**Set exercise**:
Lines containing the word "okresního" should be extracted in full.

**Records provided**:
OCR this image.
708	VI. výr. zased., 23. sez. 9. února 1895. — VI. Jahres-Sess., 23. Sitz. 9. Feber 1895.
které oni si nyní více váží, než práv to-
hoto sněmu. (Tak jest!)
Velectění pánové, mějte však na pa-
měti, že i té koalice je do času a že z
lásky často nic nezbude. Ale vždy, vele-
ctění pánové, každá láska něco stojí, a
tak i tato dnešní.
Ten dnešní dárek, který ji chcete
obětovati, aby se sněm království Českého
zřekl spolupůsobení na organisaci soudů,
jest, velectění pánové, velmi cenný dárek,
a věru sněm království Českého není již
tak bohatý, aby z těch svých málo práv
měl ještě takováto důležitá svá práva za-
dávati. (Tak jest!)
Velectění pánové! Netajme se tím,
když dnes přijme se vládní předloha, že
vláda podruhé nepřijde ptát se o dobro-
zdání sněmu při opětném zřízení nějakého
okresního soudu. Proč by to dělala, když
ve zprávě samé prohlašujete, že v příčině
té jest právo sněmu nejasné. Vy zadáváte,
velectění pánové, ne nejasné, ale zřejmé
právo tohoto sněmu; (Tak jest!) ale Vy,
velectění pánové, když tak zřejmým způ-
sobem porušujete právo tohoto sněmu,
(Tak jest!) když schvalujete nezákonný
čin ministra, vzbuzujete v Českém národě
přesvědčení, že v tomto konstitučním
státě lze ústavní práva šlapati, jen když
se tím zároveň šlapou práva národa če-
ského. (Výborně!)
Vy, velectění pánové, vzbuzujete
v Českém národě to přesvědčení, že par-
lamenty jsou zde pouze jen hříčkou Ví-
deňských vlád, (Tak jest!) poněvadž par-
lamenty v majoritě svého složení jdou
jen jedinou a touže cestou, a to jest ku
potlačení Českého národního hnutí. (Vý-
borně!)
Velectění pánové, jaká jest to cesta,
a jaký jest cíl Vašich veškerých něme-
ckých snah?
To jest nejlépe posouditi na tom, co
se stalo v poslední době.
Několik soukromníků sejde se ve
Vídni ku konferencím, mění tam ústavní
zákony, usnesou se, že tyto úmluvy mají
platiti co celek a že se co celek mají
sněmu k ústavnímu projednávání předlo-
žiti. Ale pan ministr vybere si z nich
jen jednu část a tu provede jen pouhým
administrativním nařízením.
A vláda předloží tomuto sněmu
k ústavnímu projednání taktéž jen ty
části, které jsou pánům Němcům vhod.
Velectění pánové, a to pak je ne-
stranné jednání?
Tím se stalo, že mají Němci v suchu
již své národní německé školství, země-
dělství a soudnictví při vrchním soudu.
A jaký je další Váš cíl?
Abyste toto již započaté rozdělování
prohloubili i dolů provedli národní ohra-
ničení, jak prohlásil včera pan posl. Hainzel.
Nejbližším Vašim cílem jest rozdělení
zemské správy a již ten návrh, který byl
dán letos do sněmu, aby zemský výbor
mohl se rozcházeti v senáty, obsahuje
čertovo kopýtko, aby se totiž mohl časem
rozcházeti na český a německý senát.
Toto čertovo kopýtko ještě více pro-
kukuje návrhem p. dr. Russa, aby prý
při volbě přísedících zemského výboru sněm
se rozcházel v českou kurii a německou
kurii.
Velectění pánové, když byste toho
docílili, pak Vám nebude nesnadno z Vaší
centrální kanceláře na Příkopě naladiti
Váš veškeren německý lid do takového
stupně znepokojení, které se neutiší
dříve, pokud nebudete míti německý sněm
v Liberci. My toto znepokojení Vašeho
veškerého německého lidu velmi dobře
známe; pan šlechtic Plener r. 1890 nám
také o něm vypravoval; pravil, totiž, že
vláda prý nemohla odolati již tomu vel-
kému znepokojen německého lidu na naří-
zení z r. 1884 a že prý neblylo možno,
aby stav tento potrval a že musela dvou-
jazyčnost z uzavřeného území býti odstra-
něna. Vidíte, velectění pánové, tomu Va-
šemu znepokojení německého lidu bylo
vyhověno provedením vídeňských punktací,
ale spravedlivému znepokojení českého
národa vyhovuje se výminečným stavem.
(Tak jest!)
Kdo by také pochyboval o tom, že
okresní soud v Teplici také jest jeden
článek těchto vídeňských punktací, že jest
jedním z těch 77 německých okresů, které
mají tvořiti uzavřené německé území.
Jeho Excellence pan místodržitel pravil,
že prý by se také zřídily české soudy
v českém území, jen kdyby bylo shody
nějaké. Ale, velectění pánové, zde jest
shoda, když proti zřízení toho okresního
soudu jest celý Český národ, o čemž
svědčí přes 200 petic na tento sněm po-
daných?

**Exercise output**:
okresního soudu. Proč by to dělala, když
shoda, když proti zřízení toho okresního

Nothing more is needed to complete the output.